**PROBLEM DESCRIPTION:**
Return the full listing exactly as it is written.

──────── MATERIAL FOR THE TASK

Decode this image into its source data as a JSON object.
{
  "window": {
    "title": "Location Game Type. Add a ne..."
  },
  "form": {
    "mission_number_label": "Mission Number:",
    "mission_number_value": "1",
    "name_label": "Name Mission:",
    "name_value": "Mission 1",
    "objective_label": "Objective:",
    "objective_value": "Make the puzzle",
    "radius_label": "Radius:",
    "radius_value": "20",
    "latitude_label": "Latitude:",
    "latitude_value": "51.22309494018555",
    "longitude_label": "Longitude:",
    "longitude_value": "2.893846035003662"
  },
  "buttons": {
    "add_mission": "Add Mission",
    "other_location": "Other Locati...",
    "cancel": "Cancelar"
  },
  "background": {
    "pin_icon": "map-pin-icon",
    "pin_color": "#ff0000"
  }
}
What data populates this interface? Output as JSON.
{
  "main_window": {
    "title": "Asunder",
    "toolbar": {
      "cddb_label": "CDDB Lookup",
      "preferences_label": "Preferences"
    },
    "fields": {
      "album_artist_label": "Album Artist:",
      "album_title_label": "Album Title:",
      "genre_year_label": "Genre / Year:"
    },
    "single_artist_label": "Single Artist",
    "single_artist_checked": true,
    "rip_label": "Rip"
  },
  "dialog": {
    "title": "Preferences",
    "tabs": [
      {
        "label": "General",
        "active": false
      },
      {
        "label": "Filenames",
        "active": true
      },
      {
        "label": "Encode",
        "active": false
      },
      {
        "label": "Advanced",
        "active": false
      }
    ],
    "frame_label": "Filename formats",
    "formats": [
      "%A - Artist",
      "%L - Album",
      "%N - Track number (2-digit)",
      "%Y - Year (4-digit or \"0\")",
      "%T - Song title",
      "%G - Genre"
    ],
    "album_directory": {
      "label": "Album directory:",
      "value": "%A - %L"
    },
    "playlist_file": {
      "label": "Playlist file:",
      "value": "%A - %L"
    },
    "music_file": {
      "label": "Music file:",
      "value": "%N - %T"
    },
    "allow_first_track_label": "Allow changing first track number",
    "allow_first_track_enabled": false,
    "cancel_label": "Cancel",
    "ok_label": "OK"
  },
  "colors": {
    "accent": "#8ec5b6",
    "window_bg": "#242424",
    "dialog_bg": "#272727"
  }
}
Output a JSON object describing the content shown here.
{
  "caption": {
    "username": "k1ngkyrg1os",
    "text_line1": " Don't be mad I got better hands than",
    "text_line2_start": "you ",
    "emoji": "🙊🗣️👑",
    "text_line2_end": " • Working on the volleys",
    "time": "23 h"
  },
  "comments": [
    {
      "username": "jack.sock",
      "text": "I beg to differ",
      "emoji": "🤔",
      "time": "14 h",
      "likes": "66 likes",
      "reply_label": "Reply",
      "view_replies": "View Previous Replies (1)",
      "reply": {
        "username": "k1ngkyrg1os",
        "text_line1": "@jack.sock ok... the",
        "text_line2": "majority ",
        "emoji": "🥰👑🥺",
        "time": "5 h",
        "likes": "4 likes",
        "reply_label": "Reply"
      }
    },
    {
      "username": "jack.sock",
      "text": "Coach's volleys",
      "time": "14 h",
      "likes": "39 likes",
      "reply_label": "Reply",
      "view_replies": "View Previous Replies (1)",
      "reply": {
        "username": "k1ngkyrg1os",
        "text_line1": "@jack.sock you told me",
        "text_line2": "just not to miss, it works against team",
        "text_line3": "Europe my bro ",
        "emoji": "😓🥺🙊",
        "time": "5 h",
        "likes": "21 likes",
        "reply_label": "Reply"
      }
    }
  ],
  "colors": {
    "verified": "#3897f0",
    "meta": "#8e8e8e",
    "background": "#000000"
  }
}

────────────────

**TASK ANSWER:**
Decode this image into its source data as a JSON object.
{
  "window": {
    "title": "Location Game Type. Add a ne..."
  },
  "form": {
    "mission_number_label": "Mission Number:",
    "mission_number_value": "1",
    "name_label": "Name Mission:",
    "name_value": "Mission 1",
    "objective_label": "Objective:",
    "objective_value": "Make the puzzle",
    "radius_label": "Radius:",
    "radius_value": "20",
    "latitude_label": "Latitude:",
    "latitude_value": "51.22309494018555",
    "longitude_label": "Longitude:",
    "longitude_value": "2.893846035003662"
  },
  "buttons": {
    "add_mission": "Add Mission",
    "other_location": "Other Locati...",
    "cancel": "Cancelar"
  },
  "background": {
    "pin_icon": "map-pin-icon",
    "pin_color": "#ff0000"
  }
}
What data populates this interface? Output as JSON.
{
  "main_window": {
    "title": "Asunder",
    "toolbar": {
      "cddb_label": "CDDB Lookup",
      "preferences_label": "Preferences"
    },
    "fields": {
      "album_artist_label": "Album Artist:",
      "album_title_label": "Album Title:",
      "genre_year_label": "Genre / Year:"
    },
    "single_artist_label": "Single Artist",
    "single_artist_checked": true,
    "rip_label": "Rip"
  },
  "dialog": {
    "title": "Preferences",
    "tabs": [
      {
        "label": "General",
        "active": false
      },
      {
        "label": "Filenames",
        "active": true
      },
      {
        "label": "Encode",
        "active": false
      },
      {
        "label": "Advanced",
        "active": false
      }
    ],
    "frame_label": "Filename formats",
    "formats": [
      "%A - Artist",
      "%L - Album",
      "%N - Track number (2-digit)",
      "%Y - Year (4-digit or \"0\")",
      "%T - Song title",
      "%G - Genre"
    ],
    "album_directory": {
      "label": "Album directory:",
      "value": "%A - %L"
    },
    "playlist_file": {
      "label": "Playlist file:",
      "value": "%A - %L"
    },
    "music_file": {
      "label": "Music file:",
      "value": "%N - %T"
    },
    "allow_first_track_label": "Allow changing first track number",
    "allow_first_track_enabled": false,
    "cancel_label": "Cancel",
    "ok_label": "OK"
  },
  "colors": {
    "accent": "#8ec5b6",
    "window_bg": "#242424",
    "dialog_bg": "#272727"
  }
}
Output a JSON object describing the content shown here.
{
  "caption": {
    "username": "k1ngkyrg1os",
    "text_line1": " Don't be mad I got better hands than",
    "text_line2_start": "you ",
    "emoji": "🙊🗣️👑",
    "text_line2_end": " • Working on the volleys",
    "time": "23 h"
  },
  "comments": [
    {
      "username": "jack.sock",
      "text": "I beg to differ",
      "emoji": "🤔",
      "time": "14 h",
      "likes": "66 likes",
      "reply_label": "Reply",
      "view_replies": "View Previous Replies (1)",
      "reply": {
        "username": "k1ngkyrg1os",
        "text_line1": "@jack.sock ok... the",
        "text_line2": "majority ",
        "emoji": "🥰👑🥺",
        "time": "5 h",
        "likes": "4 likes",
        "reply_label": "Reply"
      }
    },
    {
      "username": "jack.sock",
      "text": "Coach's volleys",
      "time": "14 h",
      "likes": "39 likes",
      "reply_label": "Reply",
      "view_replies": "View Previous Replies (1)",
      "reply": {
        "username": "k1ngkyrg1os",
        "text_line1": "@jack.sock you told me",
        "text_line2": "just not to miss, it works against team",
        "text_line3": "Europe my bro ",
        "emoji": "😓🥺🙊",
        "time": "5 h",
        "likes": "21 likes",
        "reply_label": "Reply"
      }
    }
  ],
  "colors": {
    "verified": "#3897f0",
    "meta": "#8e8e8e",
    "background": "#000000"
  }
}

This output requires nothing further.